### Consegna
Ripeti parola per parola il passo della recensione de «Il matematico indiano» che va da "Fuochi di Sant’Elmo" a "per il calcolo.", estremi inclusi.

### Testo di lettura
* * * * *

Fuochi di Sant’Elmo
«’Look aloft!’ cried Starbuck. ‘The corpusants! The corpusants!’.» MELVILLE

‘IL MATEMATICO INDIANO’ di DAVID LEAVITT, L’OPERA DEFINITIVA

Cambridge, 1923. G.H. Hardy è considerato, nonostante i suoi 37 anni, uno dei più brillanti matematici del suo tempo. Un giorno, però, riceve una lettera da un anonimo impiegato indiano, il quale dichiara di aver risolto un importante e complesso problema matematico sul quale Hardy lavora da tempo, senza fornirne però la dimostrazione. Inizialmente perplesso, Hardy decide però di sfruttare l’occasione del viaggio in India di alcuni amici per conoscere Srinivasa Ramanujan, il misterioso impiegato, e scoprire se si tratta di un vero genio matematico o di un impostore. Troverà, al suo arrivo, un giovane che, pur avendo fallito in ogni tipo di studio, ha un talento assoluto per il calcolo.

Credo si stia parlando molto poco di questo straordinario libro di David Leavitt Il matematico indiano appunto (Mondadori). Io lo ritengo uno dei migliori editi quest’anno. Racconta la storia di due grandi matematici realmente esistiti, il loro incontro-scontro nell’Inghilterra del primo Novecento: tutto il romanzo è incentrato sull’impossibilità di superare lo scoglio della differenza classista, religiosa e culturale e, al contempo, sulla grande capacità della scienza matematica pura di abbattere ogni ostacolo, persino nelle sue astrazioni. Ma la Prima Guerra Mondiale è alle porte, e il mondo ha qualcosa di più stupido da fare che risolvere l’ipotesi di Riemann…
Tra documentazione rigorosa ed estro narrativo libero, finalmente Leavitt porta a compimento quello considero il suo libro più importante, l’opera che lo catapulta definitivamente nella cerchia dei più grandi scrittori del nostro tempo.

* * * * *

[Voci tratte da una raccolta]
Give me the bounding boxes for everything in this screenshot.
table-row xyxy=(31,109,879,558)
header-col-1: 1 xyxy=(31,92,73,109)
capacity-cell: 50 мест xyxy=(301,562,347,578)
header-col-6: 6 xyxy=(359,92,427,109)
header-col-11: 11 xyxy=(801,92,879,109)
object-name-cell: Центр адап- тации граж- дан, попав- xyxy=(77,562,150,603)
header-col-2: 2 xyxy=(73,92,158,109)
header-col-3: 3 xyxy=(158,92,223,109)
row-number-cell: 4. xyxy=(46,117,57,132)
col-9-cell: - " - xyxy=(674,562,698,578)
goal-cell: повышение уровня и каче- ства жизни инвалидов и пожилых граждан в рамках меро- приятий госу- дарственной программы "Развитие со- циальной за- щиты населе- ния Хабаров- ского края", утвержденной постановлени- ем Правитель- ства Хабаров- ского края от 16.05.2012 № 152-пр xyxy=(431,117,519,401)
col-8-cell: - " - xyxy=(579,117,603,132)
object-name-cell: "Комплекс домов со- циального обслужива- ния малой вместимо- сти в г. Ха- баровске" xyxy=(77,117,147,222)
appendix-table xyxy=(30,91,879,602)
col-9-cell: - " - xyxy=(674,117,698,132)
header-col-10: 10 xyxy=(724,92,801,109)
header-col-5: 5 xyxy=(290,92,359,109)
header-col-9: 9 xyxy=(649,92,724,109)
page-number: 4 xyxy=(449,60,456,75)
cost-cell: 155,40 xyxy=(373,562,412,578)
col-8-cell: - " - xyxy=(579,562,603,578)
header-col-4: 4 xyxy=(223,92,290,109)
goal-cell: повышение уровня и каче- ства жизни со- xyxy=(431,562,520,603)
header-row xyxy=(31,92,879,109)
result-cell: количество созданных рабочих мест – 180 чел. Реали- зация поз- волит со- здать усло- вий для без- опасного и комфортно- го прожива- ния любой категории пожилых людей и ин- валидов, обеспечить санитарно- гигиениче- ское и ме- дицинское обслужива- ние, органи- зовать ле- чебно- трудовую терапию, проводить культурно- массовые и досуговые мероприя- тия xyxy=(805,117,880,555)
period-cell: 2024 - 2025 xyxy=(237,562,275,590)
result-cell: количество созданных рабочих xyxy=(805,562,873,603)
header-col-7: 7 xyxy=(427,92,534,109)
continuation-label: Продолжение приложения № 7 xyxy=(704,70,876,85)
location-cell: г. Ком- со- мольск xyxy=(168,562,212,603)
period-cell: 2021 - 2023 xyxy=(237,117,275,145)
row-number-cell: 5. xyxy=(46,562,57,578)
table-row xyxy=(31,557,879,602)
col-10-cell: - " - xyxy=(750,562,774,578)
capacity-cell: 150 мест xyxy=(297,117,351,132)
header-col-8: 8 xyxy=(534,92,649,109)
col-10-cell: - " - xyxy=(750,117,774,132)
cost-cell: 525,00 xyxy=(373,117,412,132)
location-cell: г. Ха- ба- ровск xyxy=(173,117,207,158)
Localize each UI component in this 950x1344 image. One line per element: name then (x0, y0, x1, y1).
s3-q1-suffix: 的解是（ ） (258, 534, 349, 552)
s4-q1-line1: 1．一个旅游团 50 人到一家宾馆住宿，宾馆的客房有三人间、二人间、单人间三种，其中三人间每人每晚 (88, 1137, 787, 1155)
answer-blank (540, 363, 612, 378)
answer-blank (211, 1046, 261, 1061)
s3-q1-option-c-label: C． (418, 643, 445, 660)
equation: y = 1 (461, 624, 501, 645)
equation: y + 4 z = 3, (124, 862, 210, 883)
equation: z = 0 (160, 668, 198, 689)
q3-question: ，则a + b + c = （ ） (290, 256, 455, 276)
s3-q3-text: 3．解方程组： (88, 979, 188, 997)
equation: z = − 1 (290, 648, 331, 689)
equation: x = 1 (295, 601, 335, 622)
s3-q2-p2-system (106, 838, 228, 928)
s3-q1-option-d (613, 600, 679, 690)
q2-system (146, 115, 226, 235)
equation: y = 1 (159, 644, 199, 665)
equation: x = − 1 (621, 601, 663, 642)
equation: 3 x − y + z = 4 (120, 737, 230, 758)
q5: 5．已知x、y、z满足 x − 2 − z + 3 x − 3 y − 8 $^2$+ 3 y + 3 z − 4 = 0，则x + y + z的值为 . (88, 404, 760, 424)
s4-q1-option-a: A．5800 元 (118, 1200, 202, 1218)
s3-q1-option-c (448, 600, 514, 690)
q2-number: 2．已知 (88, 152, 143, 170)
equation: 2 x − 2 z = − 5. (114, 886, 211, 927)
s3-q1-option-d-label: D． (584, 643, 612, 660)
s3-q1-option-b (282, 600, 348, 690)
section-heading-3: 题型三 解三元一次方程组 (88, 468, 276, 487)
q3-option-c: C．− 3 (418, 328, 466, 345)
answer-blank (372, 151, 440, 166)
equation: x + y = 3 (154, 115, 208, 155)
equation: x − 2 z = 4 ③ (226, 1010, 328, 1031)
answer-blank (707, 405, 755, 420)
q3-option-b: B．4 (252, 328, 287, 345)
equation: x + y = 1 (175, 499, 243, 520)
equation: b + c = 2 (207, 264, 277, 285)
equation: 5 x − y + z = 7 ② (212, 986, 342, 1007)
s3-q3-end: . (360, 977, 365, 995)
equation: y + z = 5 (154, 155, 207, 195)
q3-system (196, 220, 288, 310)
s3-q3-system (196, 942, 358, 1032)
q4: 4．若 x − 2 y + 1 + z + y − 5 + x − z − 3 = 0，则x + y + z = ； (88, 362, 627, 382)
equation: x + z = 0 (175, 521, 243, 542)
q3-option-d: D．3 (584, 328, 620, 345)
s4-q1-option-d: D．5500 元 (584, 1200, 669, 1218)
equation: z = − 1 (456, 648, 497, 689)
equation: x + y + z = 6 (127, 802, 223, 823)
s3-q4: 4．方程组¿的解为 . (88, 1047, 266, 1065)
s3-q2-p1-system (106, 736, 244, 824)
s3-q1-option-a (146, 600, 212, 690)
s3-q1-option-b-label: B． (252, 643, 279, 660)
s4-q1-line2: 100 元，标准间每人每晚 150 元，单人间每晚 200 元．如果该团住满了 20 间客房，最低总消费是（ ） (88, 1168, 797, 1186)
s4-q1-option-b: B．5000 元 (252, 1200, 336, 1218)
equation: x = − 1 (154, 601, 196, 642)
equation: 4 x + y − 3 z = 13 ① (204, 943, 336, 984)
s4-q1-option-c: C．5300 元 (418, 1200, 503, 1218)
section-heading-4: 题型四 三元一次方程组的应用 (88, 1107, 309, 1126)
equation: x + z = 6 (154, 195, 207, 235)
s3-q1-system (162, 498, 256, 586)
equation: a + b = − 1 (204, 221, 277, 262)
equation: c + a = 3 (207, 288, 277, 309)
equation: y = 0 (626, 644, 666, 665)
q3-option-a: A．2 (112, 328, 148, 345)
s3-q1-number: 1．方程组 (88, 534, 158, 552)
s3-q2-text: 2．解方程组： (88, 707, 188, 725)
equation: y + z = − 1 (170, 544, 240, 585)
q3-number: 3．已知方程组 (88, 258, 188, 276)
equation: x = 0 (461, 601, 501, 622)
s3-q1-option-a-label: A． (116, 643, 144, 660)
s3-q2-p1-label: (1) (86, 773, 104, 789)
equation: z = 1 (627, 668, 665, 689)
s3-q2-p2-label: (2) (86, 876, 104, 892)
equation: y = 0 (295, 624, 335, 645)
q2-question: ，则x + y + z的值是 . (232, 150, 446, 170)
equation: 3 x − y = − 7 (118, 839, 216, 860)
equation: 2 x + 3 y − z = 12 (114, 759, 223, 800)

* * * * *

### Spazio risposta
Fuochi di Sant’Elmo
«’Look aloft!’ cried Starbuck. ‘The corpusants! The corpusants!’.» MELVILLE

‘IL MATEMATICO INDIANO’ di DAVID LEAVITT, L’OPERA DEFINITIVA

Cambridge, 1923. G.H. Hardy è considerato, nonostante i suoi 37 anni, uno dei più brillanti matematici del suo tempo. Un giorno, però, riceve una lettera da un anonimo impiegato indiano, il quale dichiara di aver risolto un importante e complesso problema matematico sul quale Hardy lavora da tempo, senza fornirne però la dimostrazione. Inizialmente perplesso, Hardy decide però di sfruttare l’occasione del viaggio in India di alcuni amici per conoscere Srinivasa Ramanujan, il misterioso impiegato, e scoprire se si tratta di un vero genio matematico o di un impostore. Troverà, al suo arrivo, un giovane che, pur avendo fallito in ogni tipo di studio, ha un talento assoluto per il calcolo.